* Request *
Copy out each line containing "إلزاما" from the entries below.

* Available records *

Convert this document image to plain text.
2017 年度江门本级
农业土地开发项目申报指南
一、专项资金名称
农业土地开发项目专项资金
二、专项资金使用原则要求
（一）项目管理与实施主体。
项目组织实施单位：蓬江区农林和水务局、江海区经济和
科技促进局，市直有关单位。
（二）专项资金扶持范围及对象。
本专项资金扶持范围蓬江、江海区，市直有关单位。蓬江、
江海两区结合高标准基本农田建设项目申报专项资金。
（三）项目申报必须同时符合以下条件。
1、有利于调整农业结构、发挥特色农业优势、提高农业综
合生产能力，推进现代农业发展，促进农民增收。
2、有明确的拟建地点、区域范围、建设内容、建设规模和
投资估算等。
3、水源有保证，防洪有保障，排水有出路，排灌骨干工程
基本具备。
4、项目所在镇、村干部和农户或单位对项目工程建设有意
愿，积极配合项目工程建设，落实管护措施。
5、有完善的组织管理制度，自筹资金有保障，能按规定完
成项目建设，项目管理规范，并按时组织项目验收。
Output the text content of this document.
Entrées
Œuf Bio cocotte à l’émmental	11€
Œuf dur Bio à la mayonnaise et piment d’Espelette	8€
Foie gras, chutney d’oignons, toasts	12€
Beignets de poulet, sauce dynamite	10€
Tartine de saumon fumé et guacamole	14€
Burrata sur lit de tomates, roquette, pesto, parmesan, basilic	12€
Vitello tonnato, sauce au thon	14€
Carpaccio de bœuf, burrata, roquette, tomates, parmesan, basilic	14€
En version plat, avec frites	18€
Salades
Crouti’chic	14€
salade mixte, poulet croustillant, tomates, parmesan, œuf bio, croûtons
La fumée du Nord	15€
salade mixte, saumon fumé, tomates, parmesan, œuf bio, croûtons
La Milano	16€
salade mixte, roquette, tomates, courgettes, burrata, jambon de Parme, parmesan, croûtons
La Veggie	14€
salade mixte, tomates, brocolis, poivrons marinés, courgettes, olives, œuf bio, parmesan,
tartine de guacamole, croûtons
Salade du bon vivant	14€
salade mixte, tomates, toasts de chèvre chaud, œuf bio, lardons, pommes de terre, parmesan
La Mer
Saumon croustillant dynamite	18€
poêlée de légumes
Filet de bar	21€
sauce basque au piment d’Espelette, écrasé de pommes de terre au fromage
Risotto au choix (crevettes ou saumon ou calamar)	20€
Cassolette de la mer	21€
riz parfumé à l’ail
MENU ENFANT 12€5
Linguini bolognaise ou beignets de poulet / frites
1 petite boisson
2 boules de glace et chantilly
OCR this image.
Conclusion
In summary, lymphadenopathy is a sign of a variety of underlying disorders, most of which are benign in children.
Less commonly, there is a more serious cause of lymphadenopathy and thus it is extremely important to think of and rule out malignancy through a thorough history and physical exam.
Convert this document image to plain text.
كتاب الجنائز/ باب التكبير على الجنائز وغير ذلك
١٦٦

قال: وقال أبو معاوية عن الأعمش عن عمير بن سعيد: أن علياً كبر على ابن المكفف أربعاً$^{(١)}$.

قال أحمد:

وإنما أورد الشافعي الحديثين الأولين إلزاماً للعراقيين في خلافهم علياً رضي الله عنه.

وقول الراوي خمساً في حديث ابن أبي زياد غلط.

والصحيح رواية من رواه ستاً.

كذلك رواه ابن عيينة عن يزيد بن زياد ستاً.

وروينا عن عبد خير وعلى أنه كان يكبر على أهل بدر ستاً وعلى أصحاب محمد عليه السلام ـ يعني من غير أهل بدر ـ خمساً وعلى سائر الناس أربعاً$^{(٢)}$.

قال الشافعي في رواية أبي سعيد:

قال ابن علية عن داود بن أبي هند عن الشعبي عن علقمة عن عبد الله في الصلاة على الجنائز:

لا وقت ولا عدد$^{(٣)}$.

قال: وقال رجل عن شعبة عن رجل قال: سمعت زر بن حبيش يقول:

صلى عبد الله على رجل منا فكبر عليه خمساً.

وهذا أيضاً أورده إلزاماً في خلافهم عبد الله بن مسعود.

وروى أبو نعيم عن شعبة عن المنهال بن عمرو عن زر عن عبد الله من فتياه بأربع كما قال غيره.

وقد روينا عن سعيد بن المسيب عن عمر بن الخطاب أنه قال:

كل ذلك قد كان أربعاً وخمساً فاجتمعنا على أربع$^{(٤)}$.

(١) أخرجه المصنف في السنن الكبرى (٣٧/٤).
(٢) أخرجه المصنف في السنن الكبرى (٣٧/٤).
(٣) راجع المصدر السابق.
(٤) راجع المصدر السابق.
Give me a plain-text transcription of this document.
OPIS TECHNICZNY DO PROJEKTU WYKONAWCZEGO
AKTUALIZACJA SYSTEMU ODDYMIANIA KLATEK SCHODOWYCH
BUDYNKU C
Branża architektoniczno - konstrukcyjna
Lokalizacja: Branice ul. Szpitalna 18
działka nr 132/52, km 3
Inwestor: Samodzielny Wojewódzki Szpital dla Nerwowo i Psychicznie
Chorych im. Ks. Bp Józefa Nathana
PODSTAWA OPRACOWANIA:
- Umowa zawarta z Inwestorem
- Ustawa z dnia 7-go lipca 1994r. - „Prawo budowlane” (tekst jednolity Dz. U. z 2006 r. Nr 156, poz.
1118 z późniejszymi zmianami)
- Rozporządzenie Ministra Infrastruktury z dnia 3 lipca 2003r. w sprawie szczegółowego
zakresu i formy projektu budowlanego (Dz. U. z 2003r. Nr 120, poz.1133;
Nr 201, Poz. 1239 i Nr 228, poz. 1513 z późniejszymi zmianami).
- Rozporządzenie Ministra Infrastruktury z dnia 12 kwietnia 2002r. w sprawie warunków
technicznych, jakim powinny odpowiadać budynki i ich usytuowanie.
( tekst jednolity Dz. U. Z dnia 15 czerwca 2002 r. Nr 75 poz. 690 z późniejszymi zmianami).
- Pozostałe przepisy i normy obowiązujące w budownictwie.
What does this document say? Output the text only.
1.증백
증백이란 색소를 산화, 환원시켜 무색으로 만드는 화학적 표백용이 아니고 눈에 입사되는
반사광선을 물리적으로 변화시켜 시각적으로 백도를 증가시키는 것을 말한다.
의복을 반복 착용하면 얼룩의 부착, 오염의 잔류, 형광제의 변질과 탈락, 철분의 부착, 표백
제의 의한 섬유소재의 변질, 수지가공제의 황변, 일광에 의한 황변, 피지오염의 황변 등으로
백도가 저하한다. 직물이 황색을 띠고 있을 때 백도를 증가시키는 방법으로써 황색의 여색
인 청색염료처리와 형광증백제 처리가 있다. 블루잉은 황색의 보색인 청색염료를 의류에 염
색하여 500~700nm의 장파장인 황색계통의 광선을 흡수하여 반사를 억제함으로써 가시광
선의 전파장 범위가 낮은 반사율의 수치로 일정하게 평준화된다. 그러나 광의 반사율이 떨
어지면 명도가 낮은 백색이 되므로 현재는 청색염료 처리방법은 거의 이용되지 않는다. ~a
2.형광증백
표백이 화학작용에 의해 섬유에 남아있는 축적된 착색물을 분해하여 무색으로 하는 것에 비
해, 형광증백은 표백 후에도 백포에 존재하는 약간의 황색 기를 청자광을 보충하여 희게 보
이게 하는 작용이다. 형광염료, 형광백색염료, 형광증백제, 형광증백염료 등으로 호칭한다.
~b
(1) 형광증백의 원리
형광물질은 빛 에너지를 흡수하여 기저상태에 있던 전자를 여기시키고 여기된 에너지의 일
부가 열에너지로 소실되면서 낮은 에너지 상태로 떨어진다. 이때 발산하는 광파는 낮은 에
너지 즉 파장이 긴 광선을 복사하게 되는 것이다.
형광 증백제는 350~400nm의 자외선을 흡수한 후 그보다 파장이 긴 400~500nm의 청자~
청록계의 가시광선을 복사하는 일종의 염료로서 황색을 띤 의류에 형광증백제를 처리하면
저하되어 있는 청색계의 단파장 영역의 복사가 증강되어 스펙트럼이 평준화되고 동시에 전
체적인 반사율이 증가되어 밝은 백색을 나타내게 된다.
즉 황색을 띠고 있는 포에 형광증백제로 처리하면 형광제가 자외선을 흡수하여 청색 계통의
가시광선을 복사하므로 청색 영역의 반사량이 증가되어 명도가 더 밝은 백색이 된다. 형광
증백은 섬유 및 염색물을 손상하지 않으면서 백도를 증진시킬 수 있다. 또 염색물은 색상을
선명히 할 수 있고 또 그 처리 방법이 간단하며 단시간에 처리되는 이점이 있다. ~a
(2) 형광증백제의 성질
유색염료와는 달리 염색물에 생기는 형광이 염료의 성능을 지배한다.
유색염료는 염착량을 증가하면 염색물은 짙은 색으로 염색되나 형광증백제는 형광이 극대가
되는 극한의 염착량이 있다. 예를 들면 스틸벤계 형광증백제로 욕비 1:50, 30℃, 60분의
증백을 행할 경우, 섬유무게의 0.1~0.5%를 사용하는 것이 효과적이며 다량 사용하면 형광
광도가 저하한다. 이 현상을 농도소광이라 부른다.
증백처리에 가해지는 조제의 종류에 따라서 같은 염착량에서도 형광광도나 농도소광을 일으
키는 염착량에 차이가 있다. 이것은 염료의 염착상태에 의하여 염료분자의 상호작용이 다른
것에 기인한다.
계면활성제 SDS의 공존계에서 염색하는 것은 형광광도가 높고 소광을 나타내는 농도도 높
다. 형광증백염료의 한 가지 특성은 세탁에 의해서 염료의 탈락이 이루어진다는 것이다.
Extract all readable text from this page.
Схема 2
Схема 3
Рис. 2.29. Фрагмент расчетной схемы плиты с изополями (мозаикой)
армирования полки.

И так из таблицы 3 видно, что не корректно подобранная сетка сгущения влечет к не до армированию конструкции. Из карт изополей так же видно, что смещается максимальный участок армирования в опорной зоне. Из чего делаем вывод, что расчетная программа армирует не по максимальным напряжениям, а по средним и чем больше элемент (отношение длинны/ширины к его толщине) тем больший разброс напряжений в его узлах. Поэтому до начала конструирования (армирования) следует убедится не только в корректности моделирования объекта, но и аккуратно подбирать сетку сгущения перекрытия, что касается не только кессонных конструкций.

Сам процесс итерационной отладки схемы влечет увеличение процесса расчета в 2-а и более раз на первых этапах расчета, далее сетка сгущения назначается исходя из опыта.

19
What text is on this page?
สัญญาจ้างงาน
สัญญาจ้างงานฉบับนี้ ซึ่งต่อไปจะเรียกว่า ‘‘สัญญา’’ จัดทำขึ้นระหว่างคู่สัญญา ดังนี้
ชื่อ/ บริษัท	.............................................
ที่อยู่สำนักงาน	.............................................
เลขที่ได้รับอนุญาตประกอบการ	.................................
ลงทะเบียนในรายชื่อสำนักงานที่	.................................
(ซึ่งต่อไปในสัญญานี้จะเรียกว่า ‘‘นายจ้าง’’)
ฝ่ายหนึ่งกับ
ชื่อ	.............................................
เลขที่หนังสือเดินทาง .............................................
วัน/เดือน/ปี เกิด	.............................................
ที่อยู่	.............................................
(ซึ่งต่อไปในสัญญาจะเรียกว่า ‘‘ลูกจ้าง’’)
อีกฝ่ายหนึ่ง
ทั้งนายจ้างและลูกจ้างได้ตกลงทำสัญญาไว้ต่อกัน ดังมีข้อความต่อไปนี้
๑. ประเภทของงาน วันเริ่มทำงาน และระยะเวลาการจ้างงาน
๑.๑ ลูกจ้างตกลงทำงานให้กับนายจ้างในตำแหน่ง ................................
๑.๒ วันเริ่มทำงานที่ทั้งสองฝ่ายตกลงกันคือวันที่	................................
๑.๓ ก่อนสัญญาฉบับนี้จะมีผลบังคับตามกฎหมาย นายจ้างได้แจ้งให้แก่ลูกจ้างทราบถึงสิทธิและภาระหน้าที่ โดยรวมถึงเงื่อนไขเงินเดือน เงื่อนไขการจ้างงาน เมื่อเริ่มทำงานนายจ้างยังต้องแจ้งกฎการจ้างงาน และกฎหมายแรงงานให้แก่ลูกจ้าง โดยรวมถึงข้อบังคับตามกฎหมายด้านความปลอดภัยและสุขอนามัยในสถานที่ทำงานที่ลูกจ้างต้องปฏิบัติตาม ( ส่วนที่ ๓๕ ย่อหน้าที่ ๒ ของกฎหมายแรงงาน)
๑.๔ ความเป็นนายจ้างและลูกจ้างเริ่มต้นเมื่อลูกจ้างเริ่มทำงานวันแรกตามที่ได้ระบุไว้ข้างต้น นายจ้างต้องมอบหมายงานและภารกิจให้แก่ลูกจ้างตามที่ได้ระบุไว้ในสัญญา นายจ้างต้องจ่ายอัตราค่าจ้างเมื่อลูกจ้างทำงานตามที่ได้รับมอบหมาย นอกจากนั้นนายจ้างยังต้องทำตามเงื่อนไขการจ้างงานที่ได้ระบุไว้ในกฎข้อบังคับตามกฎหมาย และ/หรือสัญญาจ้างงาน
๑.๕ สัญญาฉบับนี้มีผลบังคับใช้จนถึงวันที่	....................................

* Answer to this problem *
وإنما أورد الشافعي الحديثين الأولين إلزاماً للعراقيين في خلافهم علياً رضي الله عنه.
وهذا أيضاً أورده إلزاماً في خلافهم عبد الله بن مسعود.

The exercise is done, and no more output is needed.